------ Data to use ------

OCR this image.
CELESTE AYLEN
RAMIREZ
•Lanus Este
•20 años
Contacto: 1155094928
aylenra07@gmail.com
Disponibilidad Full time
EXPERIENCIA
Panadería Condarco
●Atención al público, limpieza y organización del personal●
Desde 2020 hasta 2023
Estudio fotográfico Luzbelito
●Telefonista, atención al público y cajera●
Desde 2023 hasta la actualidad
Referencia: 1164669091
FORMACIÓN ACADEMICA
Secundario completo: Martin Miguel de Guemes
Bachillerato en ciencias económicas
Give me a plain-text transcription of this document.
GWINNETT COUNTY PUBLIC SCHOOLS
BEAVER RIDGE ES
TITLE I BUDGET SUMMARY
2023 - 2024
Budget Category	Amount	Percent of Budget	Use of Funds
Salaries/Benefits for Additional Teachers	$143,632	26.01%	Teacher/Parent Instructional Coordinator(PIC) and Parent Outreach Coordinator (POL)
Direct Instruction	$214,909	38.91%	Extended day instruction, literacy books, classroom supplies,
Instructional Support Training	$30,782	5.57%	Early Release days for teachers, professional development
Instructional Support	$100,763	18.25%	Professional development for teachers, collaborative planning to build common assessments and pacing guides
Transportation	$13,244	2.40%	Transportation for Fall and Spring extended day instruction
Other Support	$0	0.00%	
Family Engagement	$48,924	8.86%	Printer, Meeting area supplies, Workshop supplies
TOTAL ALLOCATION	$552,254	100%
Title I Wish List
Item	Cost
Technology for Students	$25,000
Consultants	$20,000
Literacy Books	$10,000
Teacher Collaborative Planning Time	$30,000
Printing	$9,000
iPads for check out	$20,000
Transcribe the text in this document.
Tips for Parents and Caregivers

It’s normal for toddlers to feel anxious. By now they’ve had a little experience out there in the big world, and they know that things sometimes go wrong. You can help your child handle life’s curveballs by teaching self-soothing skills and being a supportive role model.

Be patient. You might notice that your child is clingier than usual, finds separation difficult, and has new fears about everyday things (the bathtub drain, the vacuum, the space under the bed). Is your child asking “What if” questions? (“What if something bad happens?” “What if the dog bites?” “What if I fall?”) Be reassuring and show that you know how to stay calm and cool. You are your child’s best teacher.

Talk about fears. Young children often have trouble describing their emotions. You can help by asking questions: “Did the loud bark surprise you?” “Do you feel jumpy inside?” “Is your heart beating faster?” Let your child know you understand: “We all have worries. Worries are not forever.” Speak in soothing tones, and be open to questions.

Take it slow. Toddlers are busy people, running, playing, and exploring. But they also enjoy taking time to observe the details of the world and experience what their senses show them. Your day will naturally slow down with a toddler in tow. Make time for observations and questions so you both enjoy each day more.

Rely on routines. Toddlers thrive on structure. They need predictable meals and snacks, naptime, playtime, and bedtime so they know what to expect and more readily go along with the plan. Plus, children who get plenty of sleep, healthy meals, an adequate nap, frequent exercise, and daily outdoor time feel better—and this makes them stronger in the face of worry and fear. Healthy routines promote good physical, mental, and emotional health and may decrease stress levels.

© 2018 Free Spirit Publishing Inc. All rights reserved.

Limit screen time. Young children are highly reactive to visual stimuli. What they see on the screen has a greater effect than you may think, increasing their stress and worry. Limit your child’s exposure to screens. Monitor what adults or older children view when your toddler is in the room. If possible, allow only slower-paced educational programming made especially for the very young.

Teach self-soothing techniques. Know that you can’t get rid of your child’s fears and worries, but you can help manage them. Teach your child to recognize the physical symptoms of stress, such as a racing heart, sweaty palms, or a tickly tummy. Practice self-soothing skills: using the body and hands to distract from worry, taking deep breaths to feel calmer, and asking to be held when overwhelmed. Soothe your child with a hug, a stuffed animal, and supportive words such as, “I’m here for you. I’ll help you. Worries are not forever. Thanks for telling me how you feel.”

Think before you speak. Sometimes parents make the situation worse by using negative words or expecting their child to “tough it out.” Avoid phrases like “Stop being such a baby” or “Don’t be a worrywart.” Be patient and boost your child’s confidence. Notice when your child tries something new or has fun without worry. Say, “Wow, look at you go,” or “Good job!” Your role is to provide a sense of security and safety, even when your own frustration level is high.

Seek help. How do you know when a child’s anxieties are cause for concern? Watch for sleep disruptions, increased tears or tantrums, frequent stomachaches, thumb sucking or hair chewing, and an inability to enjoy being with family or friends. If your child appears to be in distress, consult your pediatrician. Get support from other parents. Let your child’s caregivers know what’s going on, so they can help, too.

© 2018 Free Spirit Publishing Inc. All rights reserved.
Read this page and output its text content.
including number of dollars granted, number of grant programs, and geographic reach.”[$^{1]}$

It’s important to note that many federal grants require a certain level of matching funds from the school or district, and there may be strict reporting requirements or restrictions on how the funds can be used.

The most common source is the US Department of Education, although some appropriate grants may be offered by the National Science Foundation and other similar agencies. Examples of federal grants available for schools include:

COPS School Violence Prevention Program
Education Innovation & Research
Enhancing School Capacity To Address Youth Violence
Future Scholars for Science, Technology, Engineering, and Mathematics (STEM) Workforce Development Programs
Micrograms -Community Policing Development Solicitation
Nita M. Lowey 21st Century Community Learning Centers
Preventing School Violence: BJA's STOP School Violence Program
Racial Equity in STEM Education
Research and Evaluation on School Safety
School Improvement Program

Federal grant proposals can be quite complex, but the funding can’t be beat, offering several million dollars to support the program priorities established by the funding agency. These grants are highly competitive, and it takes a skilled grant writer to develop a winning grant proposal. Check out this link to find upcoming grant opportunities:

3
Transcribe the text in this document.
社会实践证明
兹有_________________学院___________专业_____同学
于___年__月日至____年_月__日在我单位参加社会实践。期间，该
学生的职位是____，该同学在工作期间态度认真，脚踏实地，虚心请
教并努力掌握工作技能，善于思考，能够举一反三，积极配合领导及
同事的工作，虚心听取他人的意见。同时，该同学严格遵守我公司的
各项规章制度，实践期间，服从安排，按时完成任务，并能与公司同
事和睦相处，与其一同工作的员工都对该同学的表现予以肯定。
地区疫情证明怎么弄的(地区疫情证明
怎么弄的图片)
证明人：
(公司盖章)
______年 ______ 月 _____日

------

Each of the records should be retyped exactly.

### Written reply
OCR this image.
CELESTE AYLEN
RAMIREZ
•Lanus Este
•20 años
Contacto: 1155094928
aylenra07@gmail.com
Disponibilidad Full time
EXPERIENCIA
Panadería Condarco
●Atención al público, limpieza y organización del personal●
Desde 2020 hasta 2023
Estudio fotográfico Luzbelito
●Telefonista, atención al público y cajera●
Desde 2023 hasta la actualidad
Referencia: 1164669091
FORMACIÓN ACADEMICA
Secundario completo: Martin Miguel de Guemes
Bachillerato en ciencias económicas
Give me a plain-text transcription of this document.
GWINNETT COUNTY PUBLIC SCHOOLS
BEAVER RIDGE ES
TITLE I BUDGET SUMMARY
2023 - 2024
Budget Category	Amount	Percent of Budget	Use of Funds
Salaries/Benefits for Additional Teachers	$143,632	26.01%	Teacher/Parent Instructional Coordinator(PIC) and Parent Outreach Coordinator (POL)
Direct Instruction	$214,909	38.91%	Extended day instruction, literacy books, classroom supplies,
Instructional Support Training	$30,782	5.57%	Early Release days for teachers, professional development
Instructional Support	$100,763	18.25%	Professional development for teachers, collaborative planning to build common assessments and pacing guides
Transportation	$13,244	2.40%	Transportation for Fall and Spring extended day instruction
Other Support	$0	0.00%	
Family Engagement	$48,924	8.86%	Printer, Meeting area supplies, Workshop supplies
TOTAL ALLOCATION	$552,254	100%
Title I Wish List
Item	Cost
Technology for Students	$25,000
Consultants	$20,000
Literacy Books	$10,000
Teacher Collaborative Planning Time	$30,000
Printing	$9,000
iPads for check out	$20,000
Transcribe the text in this document.
Tips for Parents and Caregivers

It’s normal for toddlers to feel anxious. By now they’ve had a little experience out there in the big world, and they know that things sometimes go wrong. You can help your child handle life’s curveballs by teaching self-soothing skills and being a supportive role model.

Be patient. You might notice that your child is clingier than usual, finds separation difficult, and has new fears about everyday things (the bathtub drain, the vacuum, the space under the bed). Is your child asking “What if” questions? (“What if something bad happens?” “What if the dog bites?” “What if I fall?”) Be reassuring and show that you know how to stay calm and cool. You are your child’s best teacher.

Talk about fears. Young children often have trouble describing their emotions. You can help by asking questions: “Did the loud bark surprise you?” “Do you feel jumpy inside?” “Is your heart beating faster?” Let your child know you understand: “We all have worries. Worries are not forever.” Speak in soothing tones, and be open to questions.

Take it slow. Toddlers are busy people, running, playing, and exploring. But they also enjoy taking time to observe the details of the world and experience what their senses show them. Your day will naturally slow down with a toddler in tow. Make time for observations and questions so you both enjoy each day more.

Rely on routines. Toddlers thrive on structure. They need predictable meals and snacks, naptime, playtime, and bedtime so they know what to expect and more readily go along with the plan. Plus, children who get plenty of sleep, healthy meals, an adequate nap, frequent exercise, and daily outdoor time feel better—and this makes them stronger in the face of worry and fear. Healthy routines promote good physical, mental, and emotional health and may decrease stress levels.

© 2018 Free Spirit Publishing Inc. All rights reserved.

Limit screen time. Young children are highly reactive to visual stimuli. What they see on the screen has a greater effect than you may think, increasing their stress and worry. Limit your child’s exposure to screens. Monitor what adults or older children view when your toddler is in the room. If possible, allow only slower-paced educational programming made especially for the very young.

Teach self-soothing techniques. Know that you can’t get rid of your child’s fears and worries, but you can help manage them. Teach your child to recognize the physical symptoms of stress, such as a racing heart, sweaty palms, or a tickly tummy. Practice self-soothing skills: using the body and hands to distract from worry, taking deep breaths to feel calmer, and asking to be held when overwhelmed. Soothe your child with a hug, a stuffed animal, and supportive words such as, “I’m here for you. I’ll help you. Worries are not forever. Thanks for telling me how you feel.”

Think before you speak. Sometimes parents make the situation worse by using negative words or expecting their child to “tough it out.” Avoid phrases like “Stop being such a baby” or “Don’t be a worrywart.” Be patient and boost your child’s confidence. Notice when your child tries something new or has fun without worry. Say, “Wow, look at you go,” or “Good job!” Your role is to provide a sense of security and safety, even when your own frustration level is high.

Seek help. How do you know when a child’s anxieties are cause for concern? Watch for sleep disruptions, increased tears or tantrums, frequent stomachaches, thumb sucking or hair chewing, and an inability to enjoy being with family or friends. If your child appears to be in distress, consult your pediatrician. Get support from other parents. Let your child’s caregivers know what’s going on, so they can help, too.

© 2018 Free Spirit Publishing Inc. All rights reserved.
Read this page and output its text content.
including number of dollars granted, number of grant programs, and geographic reach.”[$^{1]}$

It’s important to note that many federal grants require a certain level of matching funds from the school or district, and there may be strict reporting requirements or restrictions on how the funds can be used.

The most common source is the US Department of Education, although some appropriate grants may be offered by the National Science Foundation and other similar agencies. Examples of federal grants available for schools include:

COPS School Violence Prevention Program
Education Innovation & Research
Enhancing School Capacity To Address Youth Violence
Future Scholars for Science, Technology, Engineering, and Mathematics (STEM) Workforce Development Programs
Micrograms -Community Policing Development Solicitation
Nita M. Lowey 21st Century Community Learning Centers
Preventing School Violence: BJA's STOP School Violence Program
Racial Equity in STEM Education
Research and Evaluation on School Safety
School Improvement Program

Federal grant proposals can be quite complex, but the funding can’t be beat, offering several million dollars to support the program priorities established by the funding agency. These grants are highly competitive, and it takes a skilled grant writer to develop a winning grant proposal. Check out this link to find upcoming grant opportunities:

3
Transcribe the text in this document.
社会实践证明
兹有_________________学院___________专业_____同学
于___年__月日至____年_月__日在我单位参加社会实践。期间，该
学生的职位是____，该同学在工作期间态度认真，脚踏实地，虚心请
教并努力掌握工作技能，善于思考，能够举一反三，积极配合领导及
同事的工作，虚心听取他人的意见。同时，该同学严格遵守我公司的
各项规章制度，实践期间，服从安排，按时完成任务，并能与公司同
事和睦相处，与其一同工作的员工都对该同学的表现予以肯定。
地区疫情证明怎么弄的(地区疫情证明
怎么弄的图片)
证明人：
(公司盖章)
______年 ______ 月 _____日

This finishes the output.